▶ _Istruzioni_
Puoi proseguire il resoconto del concerto verdiano diretto da Riccardo Muti, ripartendo subito dopo l'ultima frase del brano riportato qui sotto?

▶ _Brano da leggere_
Ma quello che più conta è la musica: fa il suo ingresso Riccardo Muti, ed inizia a presiedere questa celebrazione tutta verdiana col suo fare ieratico e serioso, col suo gesto sobrio e misurato, portando come sempre l’orchestra che ha di fronte a sé – e questa non è ovviamente una compagine di lungo affiatamento - ad un alto livello di concentrazione, ottenendo in cambio una precisione considerevole  e colori lucidi ed ammalianti. Dopo l’esecuzione dell’Inno di Mameli con tutta la sala in piedi, ovviamente, si sono successe velocemente e senza troppe cerimonie - poco lo spazio lasciato agli applausi, nondimeno sempre scroscianti - pagine vocali arcinote e brani strumentali tra quelli più amati da Muti: la tumultuosa Sinfonia da “La forza del destino”,  «Vedi! Le fosche notturne spoglie…Stride la vampa” da “Il trovatore” con la bravissima mezzosoprano Anna Malavasi, «Forse la soglie attinse» da “Un ballo in maschera” con la limpida vocalità di Francesco Meli, quindi «Il santo nome di Dio Signore» e «La vergine degli angeli» ancora da “La forza del destino”, con il bravo basso Luca Dall’Amico ed il giovane soprano georgiano Teona Dvali. Poi è la volta di una pagina centrale di tutta la drammaturgia verdiana, vale a dire lo stupendo tête-à-tête tra Violetta e Germont padre, dispiegato magnificamente dalla Dvali e da Nicola Alaimo; il quale poi ha riscosso un secondo trionfo personale interpretando con bella eleganza «Di Provenza il mar, il suol». Ancora Meli in «O figli, o figli miei…Ah, la paterna mano» dal “Macbeth” (peccato però che non si fatta precedere la pagina dal coro “Patria oppressa»); ed infine la squillante Sinfonia dal «Nabucco», accompagnata da due momenti fondamentali dell’opera, cioè i cori «Gli arredi festivi» e «Va pensiero».  Niente bis, a dispetto di un pubblico calorossissimo e festoso che sicuramente lo aspettava come un dono dovuto. Muti è fatto così, pochi sorrisi, niente fronzoli e frou-frou; ma teniamocelo ben stretto.

▶ _Estratti dal dataset_
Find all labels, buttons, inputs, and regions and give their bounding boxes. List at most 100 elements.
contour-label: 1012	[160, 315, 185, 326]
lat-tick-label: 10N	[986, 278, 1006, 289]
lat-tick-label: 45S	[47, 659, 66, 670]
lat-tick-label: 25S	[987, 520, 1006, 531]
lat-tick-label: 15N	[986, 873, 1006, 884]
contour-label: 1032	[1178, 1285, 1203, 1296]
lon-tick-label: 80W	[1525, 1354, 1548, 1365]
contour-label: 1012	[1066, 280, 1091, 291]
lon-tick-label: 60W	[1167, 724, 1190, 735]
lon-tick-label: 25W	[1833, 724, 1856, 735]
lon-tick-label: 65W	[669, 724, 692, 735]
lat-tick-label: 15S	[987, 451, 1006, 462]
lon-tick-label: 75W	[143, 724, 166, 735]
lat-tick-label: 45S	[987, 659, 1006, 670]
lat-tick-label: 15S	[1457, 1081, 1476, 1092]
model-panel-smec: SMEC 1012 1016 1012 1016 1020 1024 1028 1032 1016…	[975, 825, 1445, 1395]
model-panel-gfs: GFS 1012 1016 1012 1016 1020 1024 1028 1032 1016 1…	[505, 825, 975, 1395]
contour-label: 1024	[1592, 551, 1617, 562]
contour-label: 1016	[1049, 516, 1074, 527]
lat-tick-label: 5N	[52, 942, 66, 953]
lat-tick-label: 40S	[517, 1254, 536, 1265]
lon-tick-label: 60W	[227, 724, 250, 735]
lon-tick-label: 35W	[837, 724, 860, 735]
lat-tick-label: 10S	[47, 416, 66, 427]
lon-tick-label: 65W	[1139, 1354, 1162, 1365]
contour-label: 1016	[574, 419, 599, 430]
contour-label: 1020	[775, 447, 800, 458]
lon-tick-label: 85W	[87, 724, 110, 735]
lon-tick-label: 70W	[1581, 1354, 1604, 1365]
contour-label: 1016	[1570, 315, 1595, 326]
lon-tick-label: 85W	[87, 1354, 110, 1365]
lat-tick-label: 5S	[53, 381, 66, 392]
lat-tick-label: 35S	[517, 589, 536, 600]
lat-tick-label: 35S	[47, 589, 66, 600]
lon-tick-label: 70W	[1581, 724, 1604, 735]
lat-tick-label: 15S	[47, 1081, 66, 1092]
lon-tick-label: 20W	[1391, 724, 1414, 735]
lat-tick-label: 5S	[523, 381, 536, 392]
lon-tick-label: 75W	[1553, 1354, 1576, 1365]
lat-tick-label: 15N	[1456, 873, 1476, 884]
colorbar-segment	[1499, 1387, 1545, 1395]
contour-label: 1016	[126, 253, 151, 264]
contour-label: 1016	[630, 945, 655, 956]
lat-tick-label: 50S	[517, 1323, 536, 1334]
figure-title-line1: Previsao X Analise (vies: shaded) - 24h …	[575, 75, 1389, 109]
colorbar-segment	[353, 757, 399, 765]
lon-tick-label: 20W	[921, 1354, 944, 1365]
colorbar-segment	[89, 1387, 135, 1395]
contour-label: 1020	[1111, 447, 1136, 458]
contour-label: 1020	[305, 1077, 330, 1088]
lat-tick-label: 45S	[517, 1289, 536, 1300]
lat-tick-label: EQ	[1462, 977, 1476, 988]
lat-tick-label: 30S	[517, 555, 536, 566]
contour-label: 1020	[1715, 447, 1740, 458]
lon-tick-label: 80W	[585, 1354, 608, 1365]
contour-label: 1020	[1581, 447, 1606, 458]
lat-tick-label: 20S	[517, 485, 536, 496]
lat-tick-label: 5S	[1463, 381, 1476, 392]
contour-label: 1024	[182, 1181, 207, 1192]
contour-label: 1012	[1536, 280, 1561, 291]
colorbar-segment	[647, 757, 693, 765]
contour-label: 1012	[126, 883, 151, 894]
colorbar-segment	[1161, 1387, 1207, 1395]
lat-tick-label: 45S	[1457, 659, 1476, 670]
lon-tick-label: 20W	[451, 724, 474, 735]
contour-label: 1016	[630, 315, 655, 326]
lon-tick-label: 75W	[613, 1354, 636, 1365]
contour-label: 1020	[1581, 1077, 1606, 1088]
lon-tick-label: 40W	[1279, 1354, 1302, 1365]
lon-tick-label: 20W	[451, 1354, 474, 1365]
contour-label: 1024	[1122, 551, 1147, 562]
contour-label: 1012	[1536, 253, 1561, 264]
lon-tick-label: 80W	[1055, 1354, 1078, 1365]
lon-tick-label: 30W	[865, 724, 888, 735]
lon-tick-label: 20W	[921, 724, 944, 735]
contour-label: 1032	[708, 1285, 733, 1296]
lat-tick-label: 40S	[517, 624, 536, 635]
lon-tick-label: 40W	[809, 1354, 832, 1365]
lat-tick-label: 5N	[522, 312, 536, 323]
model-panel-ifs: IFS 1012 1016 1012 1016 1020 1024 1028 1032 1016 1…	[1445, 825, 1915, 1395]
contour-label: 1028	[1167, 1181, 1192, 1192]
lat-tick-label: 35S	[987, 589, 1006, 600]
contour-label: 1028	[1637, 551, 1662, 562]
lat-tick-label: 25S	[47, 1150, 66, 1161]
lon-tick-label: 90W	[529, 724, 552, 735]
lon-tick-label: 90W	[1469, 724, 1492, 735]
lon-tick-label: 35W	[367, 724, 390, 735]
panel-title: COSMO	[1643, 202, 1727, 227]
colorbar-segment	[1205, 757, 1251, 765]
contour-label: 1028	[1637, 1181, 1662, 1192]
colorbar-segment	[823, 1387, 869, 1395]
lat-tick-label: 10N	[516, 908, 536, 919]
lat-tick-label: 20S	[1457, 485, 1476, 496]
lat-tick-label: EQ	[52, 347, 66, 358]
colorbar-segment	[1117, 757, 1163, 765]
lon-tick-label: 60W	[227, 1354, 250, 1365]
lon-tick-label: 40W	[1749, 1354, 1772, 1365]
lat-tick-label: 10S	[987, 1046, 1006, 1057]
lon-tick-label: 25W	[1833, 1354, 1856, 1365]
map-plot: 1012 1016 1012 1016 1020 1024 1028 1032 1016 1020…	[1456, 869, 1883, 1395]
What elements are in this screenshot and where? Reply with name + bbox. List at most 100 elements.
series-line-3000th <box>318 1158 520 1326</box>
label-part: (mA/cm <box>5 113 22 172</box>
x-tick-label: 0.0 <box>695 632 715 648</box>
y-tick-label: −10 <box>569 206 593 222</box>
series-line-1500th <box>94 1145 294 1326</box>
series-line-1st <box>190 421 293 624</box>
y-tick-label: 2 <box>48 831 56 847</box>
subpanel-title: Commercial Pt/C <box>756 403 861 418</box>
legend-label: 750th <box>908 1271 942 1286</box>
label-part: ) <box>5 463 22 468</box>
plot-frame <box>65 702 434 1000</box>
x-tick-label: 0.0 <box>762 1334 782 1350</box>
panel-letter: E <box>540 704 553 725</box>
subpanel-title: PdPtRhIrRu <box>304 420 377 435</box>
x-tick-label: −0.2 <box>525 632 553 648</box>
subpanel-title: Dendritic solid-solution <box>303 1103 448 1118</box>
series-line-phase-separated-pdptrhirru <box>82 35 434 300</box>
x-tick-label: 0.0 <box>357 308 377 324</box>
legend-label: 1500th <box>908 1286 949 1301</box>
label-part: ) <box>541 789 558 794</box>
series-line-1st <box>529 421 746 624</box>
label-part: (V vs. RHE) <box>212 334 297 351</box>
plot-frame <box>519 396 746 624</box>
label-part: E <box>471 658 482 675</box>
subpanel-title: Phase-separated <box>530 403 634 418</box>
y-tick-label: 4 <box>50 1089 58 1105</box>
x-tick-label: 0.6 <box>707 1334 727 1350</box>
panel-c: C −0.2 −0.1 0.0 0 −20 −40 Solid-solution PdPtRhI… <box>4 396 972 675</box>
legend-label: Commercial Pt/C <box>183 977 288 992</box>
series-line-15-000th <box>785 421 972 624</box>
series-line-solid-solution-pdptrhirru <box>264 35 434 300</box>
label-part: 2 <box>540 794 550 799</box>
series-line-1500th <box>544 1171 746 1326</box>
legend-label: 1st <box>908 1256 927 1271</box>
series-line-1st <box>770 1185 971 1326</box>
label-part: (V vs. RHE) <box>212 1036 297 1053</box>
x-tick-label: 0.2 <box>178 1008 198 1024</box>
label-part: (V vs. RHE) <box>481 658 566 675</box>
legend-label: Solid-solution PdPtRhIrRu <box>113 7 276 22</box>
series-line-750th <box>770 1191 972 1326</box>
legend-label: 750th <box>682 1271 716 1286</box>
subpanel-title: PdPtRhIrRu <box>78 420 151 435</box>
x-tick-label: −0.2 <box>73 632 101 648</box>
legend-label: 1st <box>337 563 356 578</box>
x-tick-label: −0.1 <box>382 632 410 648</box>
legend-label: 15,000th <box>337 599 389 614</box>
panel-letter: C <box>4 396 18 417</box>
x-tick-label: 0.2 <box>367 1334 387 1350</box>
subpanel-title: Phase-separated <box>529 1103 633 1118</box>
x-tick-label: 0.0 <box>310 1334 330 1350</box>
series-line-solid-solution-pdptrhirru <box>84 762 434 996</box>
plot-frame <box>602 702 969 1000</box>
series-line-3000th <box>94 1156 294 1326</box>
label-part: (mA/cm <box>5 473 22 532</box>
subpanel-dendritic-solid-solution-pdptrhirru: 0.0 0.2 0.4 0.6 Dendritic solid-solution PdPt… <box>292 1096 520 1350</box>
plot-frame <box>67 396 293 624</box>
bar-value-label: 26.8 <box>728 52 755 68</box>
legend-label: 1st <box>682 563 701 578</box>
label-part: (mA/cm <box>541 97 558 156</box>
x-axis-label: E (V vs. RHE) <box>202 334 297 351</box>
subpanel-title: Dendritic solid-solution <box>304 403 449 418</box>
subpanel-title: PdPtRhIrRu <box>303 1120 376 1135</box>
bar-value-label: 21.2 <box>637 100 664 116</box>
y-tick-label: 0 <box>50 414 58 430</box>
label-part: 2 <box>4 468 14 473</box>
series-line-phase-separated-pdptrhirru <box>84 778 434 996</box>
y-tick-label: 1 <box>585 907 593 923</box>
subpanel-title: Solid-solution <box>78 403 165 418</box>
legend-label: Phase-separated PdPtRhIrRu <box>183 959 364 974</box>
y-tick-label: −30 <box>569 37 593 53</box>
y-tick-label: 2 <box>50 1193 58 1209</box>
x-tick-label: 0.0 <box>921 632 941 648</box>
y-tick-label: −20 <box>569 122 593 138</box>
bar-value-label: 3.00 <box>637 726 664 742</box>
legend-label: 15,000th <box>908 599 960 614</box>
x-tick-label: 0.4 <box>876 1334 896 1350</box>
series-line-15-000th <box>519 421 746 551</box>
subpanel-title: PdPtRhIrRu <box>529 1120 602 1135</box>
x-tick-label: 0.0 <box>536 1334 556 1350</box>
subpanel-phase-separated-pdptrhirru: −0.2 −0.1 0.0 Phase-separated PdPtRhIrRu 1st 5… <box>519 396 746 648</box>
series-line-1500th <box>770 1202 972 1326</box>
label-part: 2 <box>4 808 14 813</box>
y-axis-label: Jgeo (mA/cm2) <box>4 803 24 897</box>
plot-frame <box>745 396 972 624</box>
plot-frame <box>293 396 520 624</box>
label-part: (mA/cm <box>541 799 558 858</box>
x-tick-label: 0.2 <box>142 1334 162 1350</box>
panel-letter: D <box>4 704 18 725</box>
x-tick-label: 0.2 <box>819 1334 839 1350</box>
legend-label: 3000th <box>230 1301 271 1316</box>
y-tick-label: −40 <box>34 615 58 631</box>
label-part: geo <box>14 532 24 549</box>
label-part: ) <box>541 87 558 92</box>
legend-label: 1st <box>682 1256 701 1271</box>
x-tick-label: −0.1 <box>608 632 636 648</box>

▶ _Risposta qui sotto_
Il concerto è stato replicato la sera seguente nella Piazza della Costituente di Mirandola, portando un affettuoso abbraccio del Ravenna Festival 2013 – proseguendo la tradizione dei concerti de “Le vie dell’amicizia” - alle terre emiliane martoriate dal terremoto di un anno fa.